----- Data provided -----

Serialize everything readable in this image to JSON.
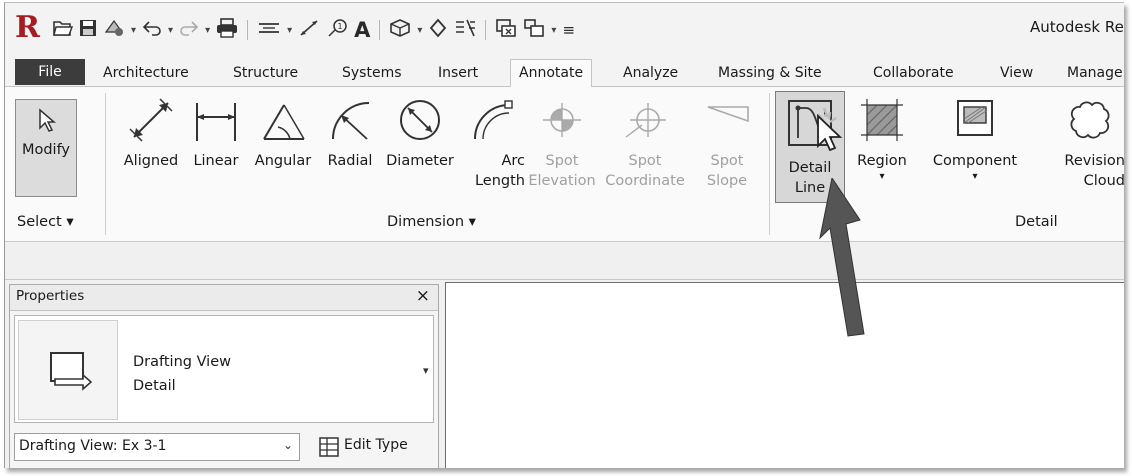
{
  "app": {
    "logo_letter": "R",
    "title": "Autodesk Re"
  },
  "quick_access": {
    "icons": [
      "open-icon",
      "save-icon",
      "sync-icon",
      "undo-icon",
      "redo-icon",
      "print-icon",
      "measure-icon",
      "dimension-icon",
      "tag-icon",
      "text-icon",
      "3d-view-icon",
      "section-icon",
      "thin-lines-icon",
      "close-hidden-icon",
      "switch-windows-icon",
      "customize-icon"
    ]
  },
  "tabs": [
    {
      "label": "File"
    },
    {
      "label": "Architecture"
    },
    {
      "label": "Structure"
    },
    {
      "label": "Systems"
    },
    {
      "label": "Insert"
    },
    {
      "label": "Annotate",
      "active": true
    },
    {
      "label": "Analyze"
    },
    {
      "label": "Massing & Site"
    },
    {
      "label": "Collaborate"
    },
    {
      "label": "View"
    },
    {
      "label": "Manage"
    }
  ],
  "ribbon": {
    "modify": {
      "label": "Modify",
      "panel": "Select ▾"
    },
    "dimension_panel": {
      "label": "Dimension ▾",
      "buttons": [
        {
          "line1": "Aligned",
          "line2": "",
          "enabled": true
        },
        {
          "line1": "Linear",
          "line2": "",
          "enabled": true
        },
        {
          "line1": "Angular",
          "line2": "",
          "enabled": true
        },
        {
          "line1": "Radial",
          "line2": "",
          "enabled": true
        },
        {
          "line1": "Diameter",
          "line2": "",
          "enabled": true
        },
        {
          "line1": "Arc",
          "line2": "Length",
          "enabled": true
        },
        {
          "line1": "Spot",
          "line2": "Elevation",
          "enabled": false
        },
        {
          "line1": "Spot",
          "line2": "Coordinate",
          "enabled": false
        },
        {
          "line1": "Spot",
          "line2": "Slope",
          "enabled": false
        }
      ]
    },
    "detail_panel": {
      "label": "Detail",
      "buttons": [
        {
          "line1": "Detail",
          "line2": "Line",
          "highlighted": true
        },
        {
          "line1": "Region",
          "line2": "▾"
        },
        {
          "line1": "Component",
          "line2": "▾"
        },
        {
          "line1": "Revision",
          "line2": "Cloud"
        }
      ]
    }
  },
  "properties": {
    "title": "Properties",
    "close": "×",
    "type_family": "Drafting View",
    "type_name": "Detail",
    "type_dropdown": "▾",
    "instance": "Drafting View: Ex 3-1",
    "instance_dropdown": "⌄",
    "edit_type": "Edit Type"
  },
  "colors": {
    "logo_red": "#a51c23",
    "file_tab": "#3c3c3c",
    "highlight_button": "#d7d7d7",
    "callout_arrow": "#555555"
  }
}
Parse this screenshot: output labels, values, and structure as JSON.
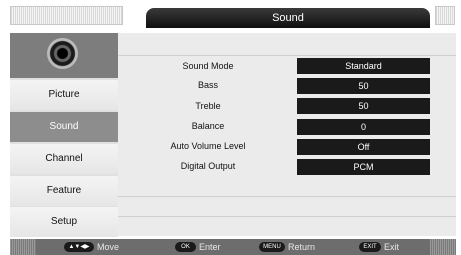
{
  "header": {
    "title": "Sound"
  },
  "sidebar": {
    "items": [
      {
        "label": "Picture"
      },
      {
        "label": "Sound"
      },
      {
        "label": "Channel"
      },
      {
        "label": "Feature"
      },
      {
        "label": "Setup"
      }
    ],
    "active": "Sound",
    "icon": "speaker-icon"
  },
  "settings": [
    {
      "label": "Sound Mode",
      "value": "Standard"
    },
    {
      "label": "Bass",
      "value": "50"
    },
    {
      "label": "Treble",
      "value": "50"
    },
    {
      "label": "Balance",
      "value": "0"
    },
    {
      "label": "Auto Volume Level",
      "value": "Off"
    },
    {
      "label": "Digital Output",
      "value": "PCM"
    }
  ],
  "footer": {
    "move_key": "▲▼◀▶",
    "move_label": "Move",
    "ok_key": "OK",
    "ok_label": "Enter",
    "menu_key": "MENU",
    "menu_label": "Return",
    "exit_key": "EXIT",
    "exit_label": "Exit"
  },
  "colors": {
    "header_bg": "#1a1a1a",
    "value_bg": "#1a1a1a",
    "active_item_bg": "#8d8d8d",
    "footer_bg": "#6d6d6d"
  }
}
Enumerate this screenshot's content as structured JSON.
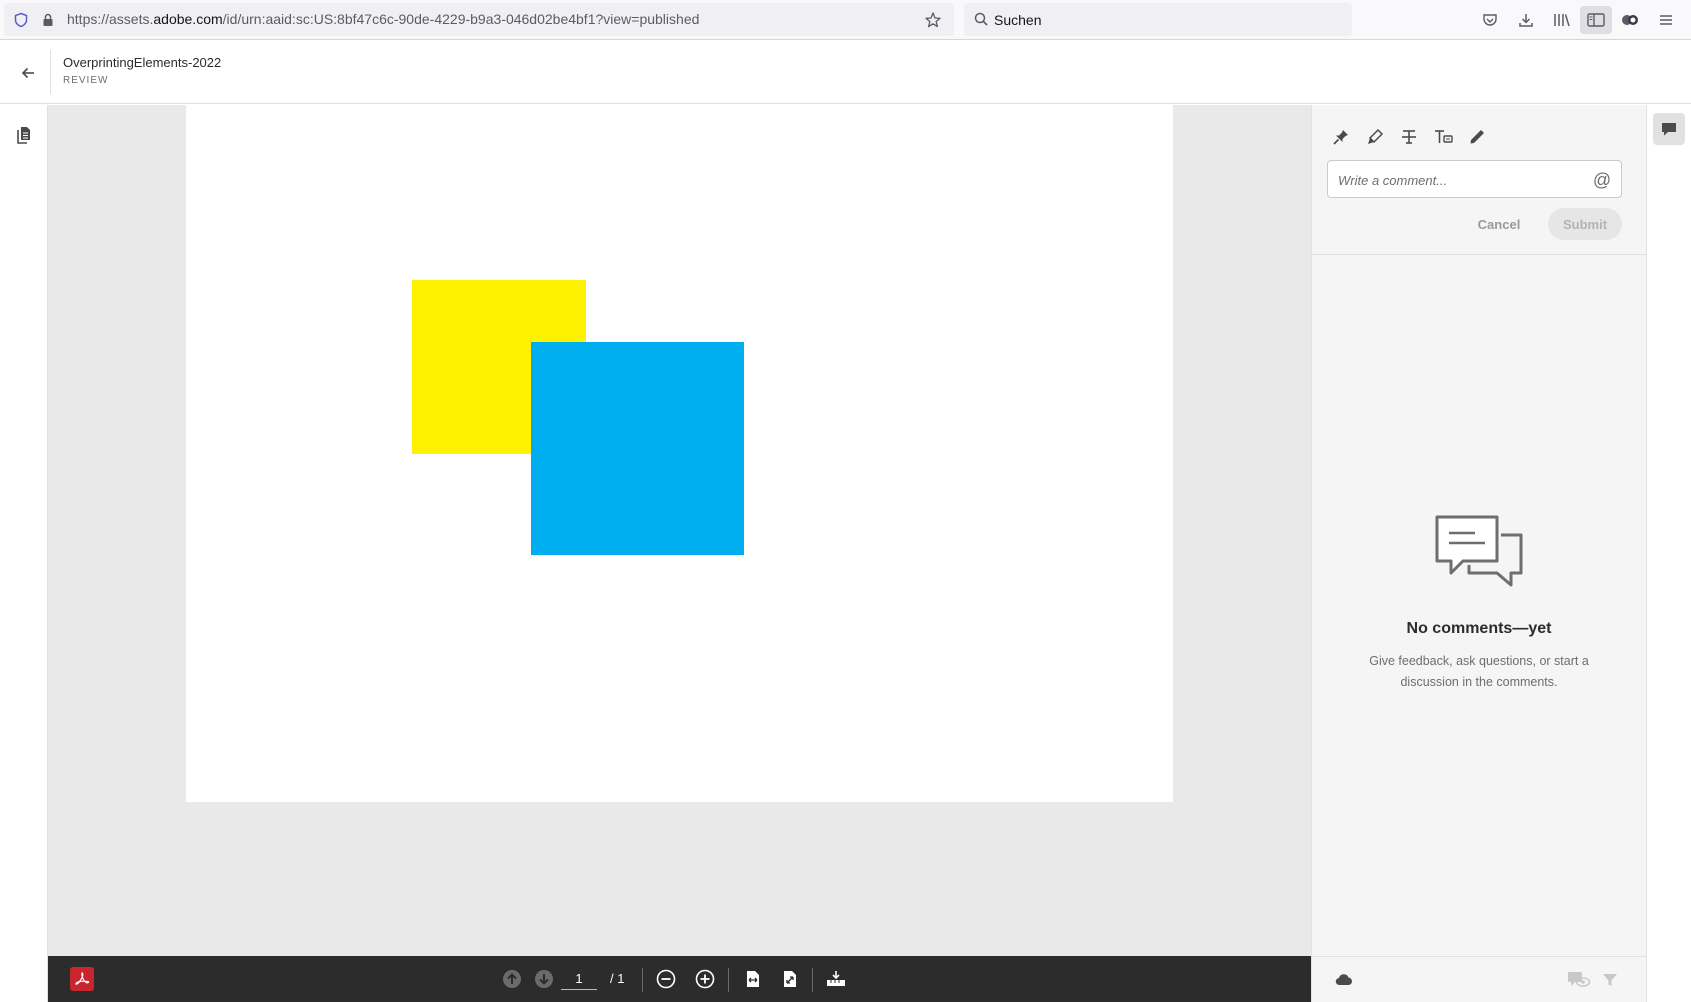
{
  "browser": {
    "url_prefix": "https://assets.",
    "url_host": "adobe.com",
    "url_path": "/id/urn:aaid:sc:US:8bf47c6c-90de-4229-b9a3-046d02be4bf1?view=published",
    "search_placeholder": "Suchen"
  },
  "header": {
    "title": "OverprintingElements-2022",
    "subtitle": "REVIEW"
  },
  "document": {
    "shapes": [
      {
        "name": "yellow-square",
        "color": "#fff200"
      },
      {
        "name": "cyan-square",
        "color": "#00aeef"
      }
    ]
  },
  "toolbar": {
    "current_page": "1",
    "total_pages": "/ 1"
  },
  "comments": {
    "placeholder": "Write a comment...",
    "at_symbol": "@",
    "cancel_label": "Cancel",
    "submit_label": "Submit",
    "empty_title": "No comments—yet",
    "empty_description": "Give feedback, ask questions, or start a discussion in the comments."
  },
  "colors": {
    "acrobat_red": "#c9252c",
    "toolbar_dark": "#2c2c2c",
    "canvas_gray": "#e9e9e9"
  }
}
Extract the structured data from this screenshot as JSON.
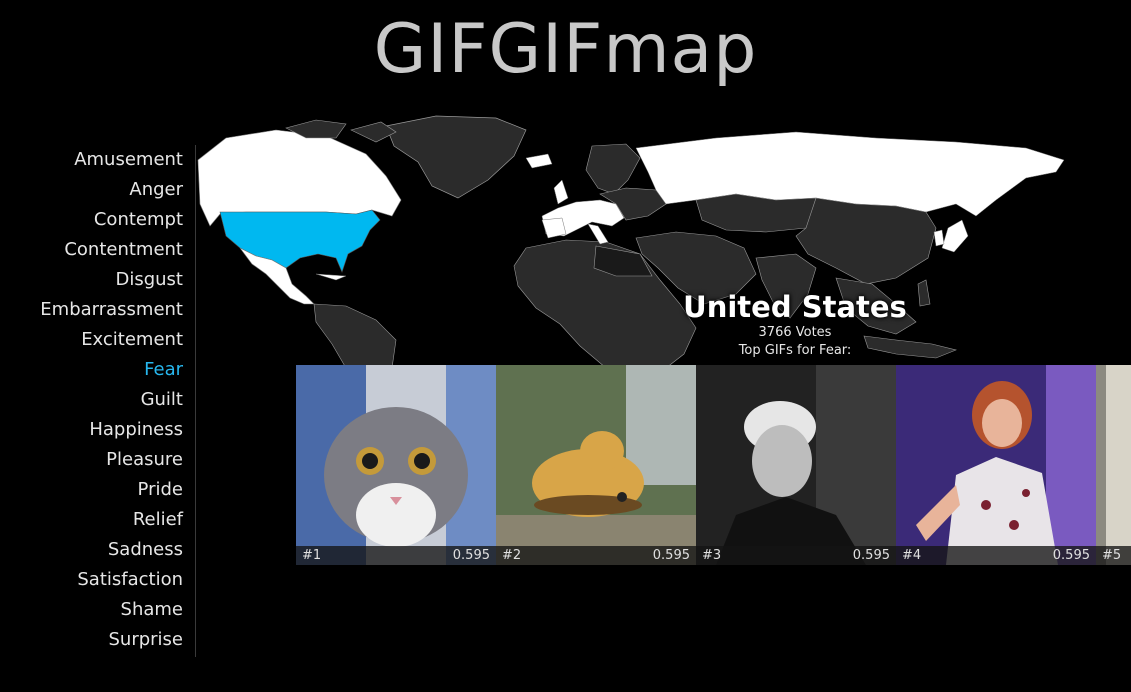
{
  "app": {
    "title": "GIFGIFmap"
  },
  "emotions": [
    {
      "label": "Amusement",
      "active": false
    },
    {
      "label": "Anger",
      "active": false
    },
    {
      "label": "Contempt",
      "active": false
    },
    {
      "label": "Contentment",
      "active": false
    },
    {
      "label": "Disgust",
      "active": false
    },
    {
      "label": "Embarrassment",
      "active": false
    },
    {
      "label": "Excitement",
      "active": false
    },
    {
      "label": "Fear",
      "active": true
    },
    {
      "label": "Guilt",
      "active": false
    },
    {
      "label": "Happiness",
      "active": false
    },
    {
      "label": "Pleasure",
      "active": false
    },
    {
      "label": "Pride",
      "active": false
    },
    {
      "label": "Relief",
      "active": false
    },
    {
      "label": "Sadness",
      "active": false
    },
    {
      "label": "Satisfaction",
      "active": false
    },
    {
      "label": "Shame",
      "active": false
    },
    {
      "label": "Surprise",
      "active": false
    }
  ],
  "country": {
    "name": "United States",
    "votes": "3766 Votes",
    "top_label": "Top GIFs for Fear:"
  },
  "gifs": [
    {
      "rank": "#1",
      "score": "0.595"
    },
    {
      "rank": "#2",
      "score": "0.595"
    },
    {
      "rank": "#3",
      "score": "0.595"
    },
    {
      "rank": "#4",
      "score": "0.595"
    },
    {
      "rank": "#5",
      "score": ""
    }
  ],
  "colors": {
    "active_emotion": "#27b7ee",
    "selected_country": "#00b8f0",
    "map_light": "#ffffff",
    "map_dark": "#2b2b2b"
  }
}
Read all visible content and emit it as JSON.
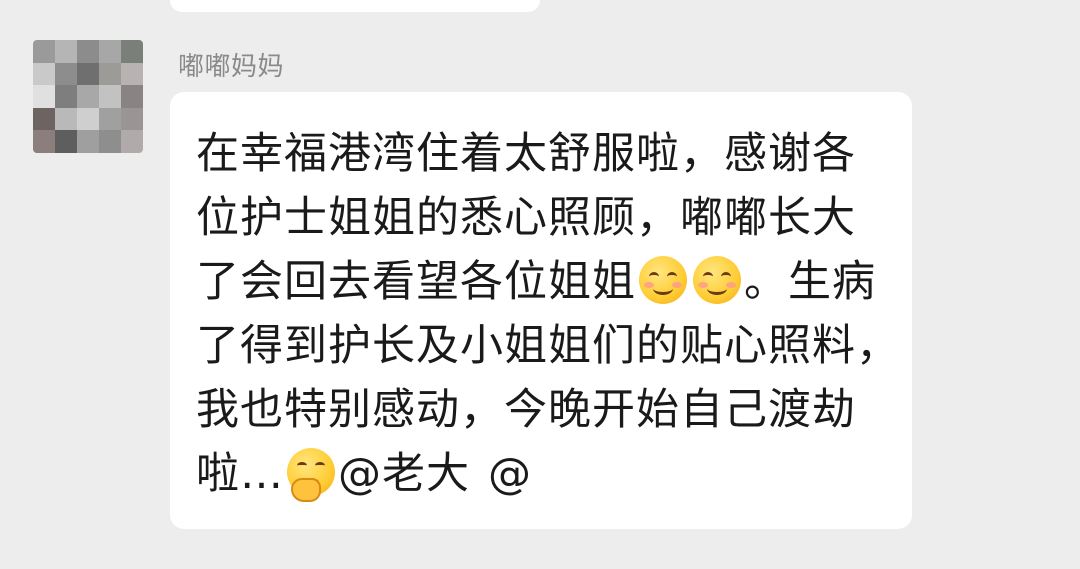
{
  "chat": {
    "sender_name": "嘟嘟妈妈",
    "message_lines": [
      "在幸福港湾住着太舒服啦，感谢各",
      "位护士姐姐的悉心照顾，嘟嘟长大",
      "了会回去看望各位姐姐",
      "。生病",
      "了得到护长及小姐姐们的贴心照料，",
      "我也特别感动，今晚开始自己渡劫",
      "啦…",
      "@老大",
      "@"
    ],
    "emojis": [
      "smiling-face-with-smiling-eyes-icon",
      "smiling-face-with-smiling-eyes-icon",
      "face-with-hand-over-mouth-icon"
    ]
  },
  "colors": {
    "background": "#ededed",
    "bubble": "#ffffff",
    "sender_name": "#8a8a8a",
    "text": "#1a1a1a"
  }
}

-----

= Stated goal =
Reproduce the material in full, word for word, and omit the pictures.

= Answer to the task =
Serialize everything readable in this image to JSON.
{
  "app": {
    "logo_letter": "R",
    "title": "Autodesk Re"
  },
  "quick_access": {
    "icons": [
      "open-icon",
      "save-icon",
      "sync-icon",
      "undo-icon",
      "redo-icon",
      "print-icon",
      "measure-icon",
      "dimension-icon",
      "tag-icon",
      "text-icon",
      "3d-view-icon",
      "section-icon",
      "thin-lines-icon",
      "close-hidden-icon",
      "switch-windows-icon",
      "customize-icon"
    ]
  },
  "tabs": [
    {
      "label": "File"
    },
    {
      "label": "Architecture"
    },
    {
      "label": "Structure"
    },
    {
      "label": "Systems"
    },
    {
      "label": "Insert"
    },
    {
      "label": "Annotate",
      "active": true
    },
    {
      "label": "Analyze"
    },
    {
      "label": "Massing & Site"
    },
    {
      "label": "Collaborate"
    },
    {
      "label": "View"
    },
    {
      "label": "Manage"
    }
  ],
  "ribbon": {
    "modify": {
      "label": "Modify",
      "panel": "Select ▾"
    },
    "dimension_panel": {
      "label": "Dimension ▾",
      "buttons": [
        {
          "line1": "Aligned",
          "line2": "",
          "enabled": true
        },
        {
          "line1": "Linear",
          "line2": "",
          "enabled": true
        },
        {
          "line1": "Angular",
          "line2": "",
          "enabled": true
        },
        {
          "line1": "Radial",
          "line2": "",
          "enabled": true
        },
        {
          "line1": "Diameter",
          "line2": "",
          "enabled": true
        },
        {
          "line1": "Arc",
          "line2": "Length",
          "enabled": true
        },
        {
          "line1": "Spot",
          "line2": "Elevation",
          "enabled": false
        },
        {
          "line1": "Spot",
          "line2": "Coordinate",
          "enabled": false
        },
        {
          "line1": "Spot",
          "line2": "Slope",
          "enabled": false
        }
      ]
    },
    "detail_panel": {
      "label": "Detail",
      "buttons": [
        {
          "line1": "Detail",
          "line2": "Line",
          "highlighted": true
        },
        {
          "line1": "Region",
          "line2": "▾"
        },
        {
          "line1": "Component",
          "line2": "▾"
        },
        {
          "line1": "Revision",
          "line2": "Cloud"
        }
      ]
    }
  },
  "properties": {
    "title": "Properties",
    "close": "×",
    "type_family": "Drafting View",
    "type_name": "Detail",
    "type_dropdown": "▾",
    "instance": "Drafting View: Ex 3-1",
    "instance_dropdown": "⌄",
    "edit_type": "Edit Type"
  },
  "colors": {
    "logo_red": "#a51c23",
    "file_tab": "#3c3c3c",
    "highlight_button": "#d7d7d7",
    "callout_arrow": "#555555"
  }
}
Parse this screenshot: output labels, values, and structure as JSON.
{
  "header": {
    "title": "Sound"
  },
  "sidebar": {
    "items": [
      {
        "label": "Picture"
      },
      {
        "label": "Sound"
      },
      {
        "label": "Channel"
      },
      {
        "label": "Feature"
      },
      {
        "label": "Setup"
      }
    ],
    "active": "Sound",
    "icon": "speaker-icon"
  },
  "settings": [
    {
      "label": "Sound Mode",
      "value": "Standard"
    },
    {
      "label": "Bass",
      "value": "50"
    },
    {
      "label": "Treble",
      "value": "50"
    },
    {
      "label": "Balance",
      "value": "0"
    },
    {
      "label": "Auto Volume Level",
      "value": "Off"
    },
    {
      "label": "Digital Output",
      "value": "PCM"
    }
  ],
  "footer": {
    "move_key": "▲▼◀▶",
    "move_label": "Move",
    "ok_key": "OK",
    "ok_label": "Enter",
    "menu_key": "MENU",
    "menu_label": "Return",
    "exit_key": "EXIT",
    "exit_label": "Exit"
  },
  "colors": {
    "header_bg": "#1a1a1a",
    "value_bg": "#1a1a1a",
    "active_item_bg": "#8d8d8d",
    "footer_bg": "#6d6d6d"
  }
}
Enumerate this screenshot's content as structured JSON.
{
  "browser": {
    "url_prefix": "https://assets.",
    "url_host": "adobe.com",
    "url_path": "/id/urn:aaid:sc:US:8bf47c6c-90de-4229-b9a3-046d02be4bf1?view=published",
    "search_placeholder": "Suchen"
  },
  "header": {
    "title": "OverprintingElements-2022",
    "subtitle": "REVIEW"
  },
  "document": {
    "shapes": [
      {
        "name": "yellow-square",
        "color": "#fff200"
      },
      {
        "name": "cyan-square",
        "color": "#00aeef"
      }
    ]
  },
  "toolbar": {
    "current_page": "1",
    "total_pages": "/ 1"
  },
  "comments": {
    "placeholder": "Write a comment...",
    "at_symbol": "@",
    "cancel_label": "Cancel",
    "submit_label": "Submit",
    "empty_title": "No comments—yet",
    "empty_description": "Give feedback, ask questions, or start a discussion in the comments."
  },
  "colors": {
    "acrobat_red": "#c9252c",
    "toolbar_dark": "#2c2c2c",
    "canvas_gray": "#e9e9e9"
  }
}
Extract the structured data from this screenshot as JSON.
{
  "app": {
    "title": "GIFGIFmap"
  },
  "emotions": [
    {
      "label": "Amusement",
      "active": false
    },
    {
      "label": "Anger",
      "active": false
    },
    {
      "label": "Contempt",
      "active": false
    },
    {
      "label": "Contentment",
      "active": false
    },
    {
      "label": "Disgust",
      "active": false
    },
    {
      "label": "Embarrassment",
      "active": false
    },
    {
      "label": "Excitement",
      "active": false
    },
    {
      "label": "Fear",
      "active": true
    },
    {
      "label": "Guilt",
      "active": false
    },
    {
      "label": "Happiness",
      "active": false
    },
    {
      "label": "Pleasure",
      "active": false
    },
    {
      "label": "Pride",
      "active": false
    },
    {
      "label": "Relief",
      "active": false
    },
    {
      "label": "Sadness",
      "active": false
    },
    {
      "label": "Satisfaction",
      "active": false
    },
    {
      "label": "Shame",
      "active": false
    },
    {
      "label": "Surprise",
      "active": false
    }
  ],
  "country": {
    "name": "United States",
    "votes": "3766 Votes",
    "top_label": "Top GIFs for Fear:"
  },
  "gifs": [
    {
      "rank": "#1",
      "score": "0.595"
    },
    {
      "rank": "#2",
      "score": "0.595"
    },
    {
      "rank": "#3",
      "score": "0.595"
    },
    {
      "rank": "#4",
      "score": "0.595"
    },
    {
      "rank": "#5",
      "score": ""
    }
  ],
  "colors": {
    "active_emotion": "#27b7ee",
    "selected_country": "#00b8f0",
    "map_light": "#ffffff",
    "map_dark": "#2b2b2b"
  }
}
Read all visible content and emit it as JSON.
{
  "chat": {
    "sender_name": "嘟嘟妈妈",
    "message_lines": [
      "在幸福港湾住着太舒服啦，感谢各",
      "位护士姐姐的悉心照顾，嘟嘟长大",
      "了会回去看望各位姐姐",
      "。生病",
      "了得到护长及小姐姐们的贴心照料，",
      "我也特别感动，今晚开始自己渡劫",
      "啦…",
      "@老大",
      "@"
    ],
    "emojis": [
      "smiling-face-with-smiling-eyes-icon",
      "smiling-face-with-smiling-eyes-icon",
      "face-with-hand-over-mouth-icon"
    ]
  },
  "colors": {
    "background": "#ededed",
    "bubble": "#ffffff",
    "sender_name": "#8a8a8a",
    "text": "#1a1a1a"
  }
}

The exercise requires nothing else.